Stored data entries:
--*--
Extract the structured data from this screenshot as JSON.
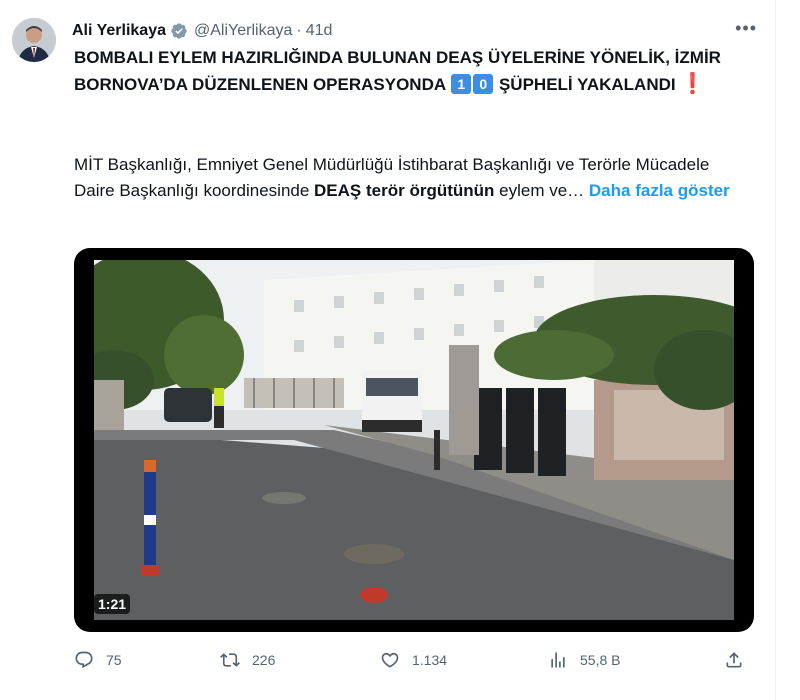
{
  "author": {
    "name": "Ali Yerlikaya",
    "handle": "@AliYerlikaya",
    "separator": "·",
    "time": "41d"
  },
  "more_label": "•••",
  "headline": {
    "part1": "BOMBALI EYLEM HAZIRLIĞINDA BULUNAN DEAŞ ÜYELERİNE YÖNELİK, İZMİR BORNOVA’DA DÜZENLENEN OPERASYONDA ",
    "keycap1": "1",
    "keycap2": "0",
    "part2": " ŞÜPHELİ YAKALANDI",
    "excl": "❗"
  },
  "body": {
    "part1": "MİT Başkanlığı, Emniyet Genel Müdürlüğü İstihbarat Başkanlığı ve Terörle Mücadele Daire Başkanlığı koordinesinde ",
    "bold": "DEAŞ terör örgütünün",
    "part2": " eylem ve… ",
    "show_more": "Daha fazla göster"
  },
  "media": {
    "duration": "1:21"
  },
  "actions": {
    "replies": "75",
    "retweets": "226",
    "likes": "1.134",
    "views": "55,8 B"
  },
  "colors": {
    "accent": "#1d9bf0",
    "muted": "#536471",
    "keycap": "#3c8ee5"
  }
}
--*--
Task directions — Of all the lines in the listing above, how many include "DEAŞ"? Write only the number.

Full output — 2